DATA PROVIDED -
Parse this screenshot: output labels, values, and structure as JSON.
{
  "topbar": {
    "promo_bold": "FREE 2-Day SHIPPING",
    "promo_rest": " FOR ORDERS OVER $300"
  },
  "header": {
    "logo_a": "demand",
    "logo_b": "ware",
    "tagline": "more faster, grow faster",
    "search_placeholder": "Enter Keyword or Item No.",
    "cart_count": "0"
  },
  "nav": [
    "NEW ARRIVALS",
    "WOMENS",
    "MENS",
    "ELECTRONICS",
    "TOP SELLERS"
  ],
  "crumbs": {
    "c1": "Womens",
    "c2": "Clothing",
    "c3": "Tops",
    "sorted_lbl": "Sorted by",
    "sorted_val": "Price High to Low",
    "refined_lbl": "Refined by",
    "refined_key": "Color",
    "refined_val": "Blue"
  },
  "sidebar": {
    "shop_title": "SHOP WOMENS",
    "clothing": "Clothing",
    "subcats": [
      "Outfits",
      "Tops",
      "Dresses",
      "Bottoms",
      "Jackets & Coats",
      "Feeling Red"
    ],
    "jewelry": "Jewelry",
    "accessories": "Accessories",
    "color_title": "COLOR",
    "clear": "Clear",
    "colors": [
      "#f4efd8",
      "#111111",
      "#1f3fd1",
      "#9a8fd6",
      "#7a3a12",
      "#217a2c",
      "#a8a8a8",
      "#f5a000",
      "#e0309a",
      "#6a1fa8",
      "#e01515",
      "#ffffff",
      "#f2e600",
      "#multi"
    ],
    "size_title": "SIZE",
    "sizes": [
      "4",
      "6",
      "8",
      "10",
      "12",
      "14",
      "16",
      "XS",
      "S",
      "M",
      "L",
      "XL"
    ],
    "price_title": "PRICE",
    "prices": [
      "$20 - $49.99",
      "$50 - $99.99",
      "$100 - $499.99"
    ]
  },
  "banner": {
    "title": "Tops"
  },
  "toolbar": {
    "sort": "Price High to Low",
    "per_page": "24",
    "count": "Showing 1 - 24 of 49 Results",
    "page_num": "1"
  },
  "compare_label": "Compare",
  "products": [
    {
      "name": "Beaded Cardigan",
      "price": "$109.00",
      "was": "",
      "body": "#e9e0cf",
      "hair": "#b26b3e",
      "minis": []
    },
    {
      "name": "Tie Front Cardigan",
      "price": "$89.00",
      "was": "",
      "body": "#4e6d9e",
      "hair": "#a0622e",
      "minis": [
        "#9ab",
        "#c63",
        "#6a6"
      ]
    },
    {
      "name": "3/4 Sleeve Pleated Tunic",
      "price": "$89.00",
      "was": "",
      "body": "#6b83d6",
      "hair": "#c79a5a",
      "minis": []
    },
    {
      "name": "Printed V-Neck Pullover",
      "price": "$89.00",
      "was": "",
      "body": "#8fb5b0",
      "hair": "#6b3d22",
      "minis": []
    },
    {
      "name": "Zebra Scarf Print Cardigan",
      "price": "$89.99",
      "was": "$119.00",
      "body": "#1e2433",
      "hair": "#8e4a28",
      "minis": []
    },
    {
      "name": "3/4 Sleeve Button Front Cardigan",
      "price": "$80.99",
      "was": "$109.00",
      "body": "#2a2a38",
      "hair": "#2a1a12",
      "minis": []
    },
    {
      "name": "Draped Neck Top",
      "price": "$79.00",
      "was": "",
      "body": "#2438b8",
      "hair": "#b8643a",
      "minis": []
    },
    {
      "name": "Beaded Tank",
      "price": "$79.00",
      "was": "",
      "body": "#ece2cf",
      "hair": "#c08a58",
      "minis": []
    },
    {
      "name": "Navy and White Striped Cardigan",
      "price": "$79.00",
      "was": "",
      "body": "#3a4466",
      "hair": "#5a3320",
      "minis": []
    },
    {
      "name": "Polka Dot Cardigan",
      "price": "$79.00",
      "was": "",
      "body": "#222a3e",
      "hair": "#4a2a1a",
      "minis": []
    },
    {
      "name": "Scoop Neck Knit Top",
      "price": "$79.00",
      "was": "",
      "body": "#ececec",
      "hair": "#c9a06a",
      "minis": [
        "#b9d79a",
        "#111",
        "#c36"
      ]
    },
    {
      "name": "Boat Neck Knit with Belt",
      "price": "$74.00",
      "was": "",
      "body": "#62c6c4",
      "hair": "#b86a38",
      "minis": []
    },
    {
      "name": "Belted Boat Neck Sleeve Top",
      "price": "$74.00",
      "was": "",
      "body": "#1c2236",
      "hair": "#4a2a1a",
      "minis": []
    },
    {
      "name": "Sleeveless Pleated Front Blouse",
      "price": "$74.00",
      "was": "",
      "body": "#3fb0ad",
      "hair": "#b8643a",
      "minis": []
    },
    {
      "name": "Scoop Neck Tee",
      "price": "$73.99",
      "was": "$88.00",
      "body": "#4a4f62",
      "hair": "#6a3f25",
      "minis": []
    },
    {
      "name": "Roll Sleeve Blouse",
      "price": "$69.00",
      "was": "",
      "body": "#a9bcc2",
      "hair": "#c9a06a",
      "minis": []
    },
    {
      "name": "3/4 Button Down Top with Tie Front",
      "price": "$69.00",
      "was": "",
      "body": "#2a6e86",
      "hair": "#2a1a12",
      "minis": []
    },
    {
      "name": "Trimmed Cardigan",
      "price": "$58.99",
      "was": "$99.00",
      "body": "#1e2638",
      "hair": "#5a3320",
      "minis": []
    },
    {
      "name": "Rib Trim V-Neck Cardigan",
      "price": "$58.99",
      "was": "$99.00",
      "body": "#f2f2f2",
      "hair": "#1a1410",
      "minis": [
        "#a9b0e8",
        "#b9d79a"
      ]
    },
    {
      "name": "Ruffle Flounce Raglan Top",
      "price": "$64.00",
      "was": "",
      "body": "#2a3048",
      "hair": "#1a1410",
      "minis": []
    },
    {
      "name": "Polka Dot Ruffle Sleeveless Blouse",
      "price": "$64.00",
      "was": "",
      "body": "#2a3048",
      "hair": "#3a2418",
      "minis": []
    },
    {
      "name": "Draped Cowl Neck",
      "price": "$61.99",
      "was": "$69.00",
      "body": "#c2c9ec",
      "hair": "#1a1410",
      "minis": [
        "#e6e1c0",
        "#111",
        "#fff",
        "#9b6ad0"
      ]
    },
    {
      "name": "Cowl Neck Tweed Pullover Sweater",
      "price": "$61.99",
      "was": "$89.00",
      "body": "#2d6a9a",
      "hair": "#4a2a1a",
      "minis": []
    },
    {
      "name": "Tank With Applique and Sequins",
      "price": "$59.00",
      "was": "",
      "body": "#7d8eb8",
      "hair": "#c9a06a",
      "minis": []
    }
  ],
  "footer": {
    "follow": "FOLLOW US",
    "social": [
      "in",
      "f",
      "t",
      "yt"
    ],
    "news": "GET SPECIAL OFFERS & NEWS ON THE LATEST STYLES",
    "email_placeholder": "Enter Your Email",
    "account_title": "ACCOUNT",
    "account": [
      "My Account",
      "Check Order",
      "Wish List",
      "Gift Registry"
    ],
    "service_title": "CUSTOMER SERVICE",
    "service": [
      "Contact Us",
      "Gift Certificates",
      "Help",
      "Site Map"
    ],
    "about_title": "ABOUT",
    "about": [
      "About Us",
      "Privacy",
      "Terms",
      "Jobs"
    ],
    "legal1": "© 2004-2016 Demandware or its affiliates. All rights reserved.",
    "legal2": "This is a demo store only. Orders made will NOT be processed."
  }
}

WHAT TO PRODUCE - Transcribe the whole listing exactly.

RESULT -
Parse this screenshot: output labels, values, and structure as JSON.
{
  "topbar": {
    "promo_bold": "FREE 2-Day SHIPPING",
    "promo_rest": " FOR ORDERS OVER $300"
  },
  "header": {
    "logo_a": "demand",
    "logo_b": "ware",
    "tagline": "more faster, grow faster",
    "search_placeholder": "Enter Keyword or Item No.",
    "cart_count": "0"
  },
  "nav": [
    "NEW ARRIVALS",
    "WOMENS",
    "MENS",
    "ELECTRONICS",
    "TOP SELLERS"
  ],
  "crumbs": {
    "c1": "Womens",
    "c2": "Clothing",
    "c3": "Tops",
    "sorted_lbl": "Sorted by",
    "sorted_val": "Price High to Low",
    "refined_lbl": "Refined by",
    "refined_key": "Color",
    "refined_val": "Blue"
  },
  "sidebar": {
    "shop_title": "SHOP WOMENS",
    "clothing": "Clothing",
    "subcats": [
      "Outfits",
      "Tops",
      "Dresses",
      "Bottoms",
      "Jackets & Coats",
      "Feeling Red"
    ],
    "jewelry": "Jewelry",
    "accessories": "Accessories",
    "color_title": "COLOR",
    "clear": "Clear",
    "colors": [
      "#f4efd8",
      "#111111",
      "#1f3fd1",
      "#9a8fd6",
      "#7a3a12",
      "#217a2c",
      "#a8a8a8",
      "#f5a000",
      "#e0309a",
      "#6a1fa8",
      "#e01515",
      "#ffffff",
      "#f2e600",
      "#multi"
    ],
    "size_title": "SIZE",
    "sizes": [
      "4",
      "6",
      "8",
      "10",
      "12",
      "14",
      "16",
      "XS",
      "S",
      "M",
      "L",
      "XL"
    ],
    "price_title": "PRICE",
    "prices": [
      "$20 - $49.99",
      "$50 - $99.99",
      "$100 - $499.99"
    ]
  },
  "banner": {
    "title": "Tops"
  },
  "toolbar": {
    "sort": "Price High to Low",
    "per_page": "24",
    "count": "Showing 1 - 24 of 49 Results",
    "page_num": "1"
  },
  "compare_label": "Compare",
  "products": [
    {
      "name": "Beaded Cardigan",
      "price": "$109.00",
      "was": "",
      "body": "#e9e0cf",
      "hair": "#b26b3e",
      "minis": []
    },
    {
      "name": "Tie Front Cardigan",
      "price": "$89.00",
      "was": "",
      "body": "#4e6d9e",
      "hair": "#a0622e",
      "minis": [
        "#9ab",
        "#c63",
        "#6a6"
      ]
    },
    {
      "name": "3/4 Sleeve Pleated Tunic",
      "price": "$89.00",
      "was": "",
      "body": "#6b83d6",
      "hair": "#c79a5a",
      "minis": []
    },
    {
      "name": "Printed V-Neck Pullover",
      "price": "$89.00",
      "was": "",
      "body": "#8fb5b0",
      "hair": "#6b3d22",
      "minis": []
    },
    {
      "name": "Zebra Scarf Print Cardigan",
      "price": "$89.99",
      "was": "$119.00",
      "body": "#1e2433",
      "hair": "#8e4a28",
      "minis": []
    },
    {
      "name": "3/4 Sleeve Button Front Cardigan",
      "price": "$80.99",
      "was": "$109.00",
      "body": "#2a2a38",
      "hair": "#2a1a12",
      "minis": []
    },
    {
      "name": "Draped Neck Top",
      "price": "$79.00",
      "was": "",
      "body": "#2438b8",
      "hair": "#b8643a",
      "minis": []
    },
    {
      "name": "Beaded Tank",
      "price": "$79.00",
      "was": "",
      "body": "#ece2cf",
      "hair": "#c08a58",
      "minis": []
    },
    {
      "name": "Navy and White Striped Cardigan",
      "price": "$79.00",
      "was": "",
      "body": "#3a4466",
      "hair": "#5a3320",
      "minis": []
    },
    {
      "name": "Polka Dot Cardigan",
      "price": "$79.00",
      "was": "",
      "body": "#222a3e",
      "hair": "#4a2a1a",
      "minis": []
    },
    {
      "name": "Scoop Neck Knit Top",
      "price": "$79.00",
      "was": "",
      "body": "#ececec",
      "hair": "#c9a06a",
      "minis": [
        "#b9d79a",
        "#111",
        "#c36"
      ]
    },
    {
      "name": "Boat Neck Knit with Belt",
      "price": "$74.00",
      "was": "",
      "body": "#62c6c4",
      "hair": "#b86a38",
      "minis": []
    },
    {
      "name": "Belted Boat Neck Sleeve Top",
      "price": "$74.00",
      "was": "",
      "body": "#1c2236",
      "hair": "#4a2a1a",
      "minis": []
    },
    {
      "name": "Sleeveless Pleated Front Blouse",
      "price": "$74.00",
      "was": "",
      "body": "#3fb0ad",
      "hair": "#b8643a",
      "minis": []
    },
    {
      "name": "Scoop Neck Tee",
      "price": "$73.99",
      "was": "$88.00",
      "body": "#4a4f62",
      "hair": "#6a3f25",
      "minis": []
    },
    {
      "name": "Roll Sleeve Blouse",
      "price": "$69.00",
      "was": "",
      "body": "#a9bcc2",
      "hair": "#c9a06a",
      "minis": []
    },
    {
      "name": "3/4 Button Down Top with Tie Front",
      "price": "$69.00",
      "was": "",
      "body": "#2a6e86",
      "hair": "#2a1a12",
      "minis": []
    },
    {
      "name": "Trimmed Cardigan",
      "price": "$58.99",
      "was": "$99.00",
      "body": "#1e2638",
      "hair": "#5a3320",
      "minis": []
    },
    {
      "name": "Rib Trim V-Neck Cardigan",
      "price": "$58.99",
      "was": "$99.00",
      "body": "#f2f2f2",
      "hair": "#1a1410",
      "minis": [
        "#a9b0e8",
        "#b9d79a"
      ]
    },
    {
      "name": "Ruffle Flounce Raglan Top",
      "price": "$64.00",
      "was": "",
      "body": "#2a3048",
      "hair": "#1a1410",
      "minis": []
    },
    {
      "name": "Polka Dot Ruffle Sleeveless Blouse",
      "price": "$64.00",
      "was": "",
      "body": "#2a3048",
      "hair": "#3a2418",
      "minis": []
    },
    {
      "name": "Draped Cowl Neck",
      "price": "$61.99",
      "was": "$69.00",
      "body": "#c2c9ec",
      "hair": "#1a1410",
      "minis": [
        "#e6e1c0",
        "#111",
        "#fff",
        "#9b6ad0"
      ]
    },
    {
      "name": "Cowl Neck Tweed Pullover Sweater",
      "price": "$61.99",
      "was": "$89.00",
      "body": "#2d6a9a",
      "hair": "#4a2a1a",
      "minis": []
    },
    {
      "name": "Tank With Applique and Sequins",
      "price": "$59.00",
      "was": "",
      "body": "#7d8eb8",
      "hair": "#c9a06a",
      "minis": []
    }
  ],
  "footer": {
    "follow": "FOLLOW US",
    "social": [
      "in",
      "f",
      "t",
      "yt"
    ],
    "news": "GET SPECIAL OFFERS & NEWS ON THE LATEST STYLES",
    "email_placeholder": "Enter Your Email",
    "account_title": "ACCOUNT",
    "account": [
      "My Account",
      "Check Order",
      "Wish List",
      "Gift Registry"
    ],
    "service_title": "CUSTOMER SERVICE",
    "service": [
      "Contact Us",
      "Gift Certificates",
      "Help",
      "Site Map"
    ],
    "about_title": "ABOUT",
    "about": [
      "About Us",
      "Privacy",
      "Terms",
      "Jobs"
    ],
    "legal1": "© 2004-2016 Demandware or its affiliates. All rights reserved.",
    "legal2": "This is a demo store only. Orders made will NOT be processed."
  }
}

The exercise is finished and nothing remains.